* **SET PROBLEM**
Repeat exactly each line of the data provided below.

* **ENTRIES SHOWN**

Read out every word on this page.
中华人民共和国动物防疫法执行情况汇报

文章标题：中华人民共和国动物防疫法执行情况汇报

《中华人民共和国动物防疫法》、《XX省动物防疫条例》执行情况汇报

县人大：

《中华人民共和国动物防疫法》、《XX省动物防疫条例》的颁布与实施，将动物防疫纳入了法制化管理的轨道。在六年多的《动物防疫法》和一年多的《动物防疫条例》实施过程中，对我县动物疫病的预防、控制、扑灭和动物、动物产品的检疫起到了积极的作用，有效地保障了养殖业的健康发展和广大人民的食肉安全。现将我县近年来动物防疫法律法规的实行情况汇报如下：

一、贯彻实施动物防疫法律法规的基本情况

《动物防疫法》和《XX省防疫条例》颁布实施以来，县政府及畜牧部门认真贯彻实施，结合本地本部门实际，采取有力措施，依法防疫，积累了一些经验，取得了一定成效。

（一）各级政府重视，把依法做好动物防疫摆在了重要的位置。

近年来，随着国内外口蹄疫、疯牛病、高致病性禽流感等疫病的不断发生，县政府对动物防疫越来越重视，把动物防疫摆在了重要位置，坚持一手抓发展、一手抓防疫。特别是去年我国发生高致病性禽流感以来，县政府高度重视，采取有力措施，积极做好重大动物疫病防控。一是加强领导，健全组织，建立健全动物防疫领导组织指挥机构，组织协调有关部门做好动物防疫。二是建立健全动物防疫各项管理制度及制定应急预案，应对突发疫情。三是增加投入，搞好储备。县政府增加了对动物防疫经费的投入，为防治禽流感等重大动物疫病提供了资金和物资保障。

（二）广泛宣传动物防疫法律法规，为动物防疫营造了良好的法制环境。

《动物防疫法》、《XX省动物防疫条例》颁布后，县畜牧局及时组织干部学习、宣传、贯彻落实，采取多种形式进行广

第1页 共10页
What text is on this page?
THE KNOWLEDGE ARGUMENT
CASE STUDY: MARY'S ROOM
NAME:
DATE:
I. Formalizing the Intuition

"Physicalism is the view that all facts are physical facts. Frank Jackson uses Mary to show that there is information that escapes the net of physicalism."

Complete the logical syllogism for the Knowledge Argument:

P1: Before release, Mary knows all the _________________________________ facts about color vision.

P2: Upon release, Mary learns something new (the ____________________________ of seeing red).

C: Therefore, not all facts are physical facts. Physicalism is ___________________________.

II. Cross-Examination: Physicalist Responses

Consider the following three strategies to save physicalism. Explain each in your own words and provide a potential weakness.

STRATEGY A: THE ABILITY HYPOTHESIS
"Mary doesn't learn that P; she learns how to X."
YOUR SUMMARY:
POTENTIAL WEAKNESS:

* **PROBLEM SOLUTION**
Read out every word on this page.
中华人民共和国动物防疫法执行情况汇报

文章标题：中华人民共和国动物防疫法执行情况汇报

《中华人民共和国动物防疫法》、《XX省动物防疫条例》执行情况汇报

县人大：

《中华人民共和国动物防疫法》、《XX省动物防疫条例》的颁布与实施，将动物防疫纳入了法制化管理的轨道。在六年多的《动物防疫法》和一年多的《动物防疫条例》实施过程中，对我县动物疫病的预防、控制、扑灭和动物、动物产品的检疫起到了积极的作用，有效地保障了养殖业的健康发展和广大人民的食肉安全。现将我县近年来动物防疫法律法规的实行情况汇报如下：

一、贯彻实施动物防疫法律法规的基本情况

《动物防疫法》和《XX省防疫条例》颁布实施以来，县政府及畜牧部门认真贯彻实施，结合本地本部门实际，采取有力措施，依法防疫，积累了一些经验，取得了一定成效。

（一）各级政府重视，把依法做好动物防疫摆在了重要的位置。

近年来，随着国内外口蹄疫、疯牛病、高致病性禽流感等疫病的不断发生，县政府对动物防疫越来越重视，把动物防疫摆在了重要位置，坚持一手抓发展、一手抓防疫。特别是去年我国发生高致病性禽流感以来，县政府高度重视，采取有力措施，积极做好重大动物疫病防控。一是加强领导，健全组织，建立健全动物防疫领导组织指挥机构，组织协调有关部门做好动物防疫。二是建立健全动物防疫各项管理制度及制定应急预案，应对突发疫情。三是增加投入，搞好储备。县政府增加了对动物防疫经费的投入，为防治禽流感等重大动物疫病提供了资金和物资保障。

（二）广泛宣传动物防疫法律法规，为动物防疫营造了良好的法制环境。

《动物防疫法》、《XX省动物防疫条例》颁布后，县畜牧局及时组织干部学习、宣传、贯彻落实，采取多种形式进行广

第1页 共10页
What text is on this page?
THE KNOWLEDGE ARGUMENT
CASE STUDY: MARY'S ROOM
NAME:
DATE:
I. Formalizing the Intuition

"Physicalism is the view that all facts are physical facts. Frank Jackson uses Mary to show that there is information that escapes the net of physicalism."

Complete the logical syllogism for the Knowledge Argument:

P1: Before release, Mary knows all the _________________________________ facts about color vision.

P2: Upon release, Mary learns something new (the ____________________________ of seeing red).

C: Therefore, not all facts are physical facts. Physicalism is ___________________________.

II. Cross-Examination: Physicalist Responses

Consider the following three strategies to save physicalism. Explain each in your own words and provide a potential weakness.

STRATEGY A: THE ABILITY HYPOTHESIS
"Mary doesn't learn that P; she learns how to X."
YOUR SUMMARY:
POTENTIAL WEAKNESS:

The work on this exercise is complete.